Task brief. Exact repetition of every entry is required.

Figure record extracts:
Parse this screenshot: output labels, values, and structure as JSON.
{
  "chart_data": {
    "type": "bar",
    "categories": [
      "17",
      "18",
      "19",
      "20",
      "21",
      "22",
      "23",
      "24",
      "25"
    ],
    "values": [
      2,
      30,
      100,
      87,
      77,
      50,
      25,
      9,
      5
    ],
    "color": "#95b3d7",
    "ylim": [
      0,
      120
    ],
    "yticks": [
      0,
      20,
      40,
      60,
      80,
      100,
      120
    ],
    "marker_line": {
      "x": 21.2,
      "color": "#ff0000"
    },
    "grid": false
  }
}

Answer in full.
Parse this screenshot: output labels, values, and structure as JSON.
{
  "chart_data": {
    "type": "bar",
    "categories": [
      "17",
      "18",
      "19",
      "20",
      "21",
      "22",
      "23",
      "24",
      "25"
    ],
    "values": [
      2,
      30,
      100,
      87,
      77,
      50,
      25,
      9,
      5
    ],
    "color": "#95b3d7",
    "ylim": [
      0,
      120
    ],
    "yticks": [
      0,
      20,
      40,
      60,
      80,
      100,
      120
    ],
    "marker_line": {
      "x": 21.2,
      "color": "#ff0000"
    },
    "grid": false
  }
}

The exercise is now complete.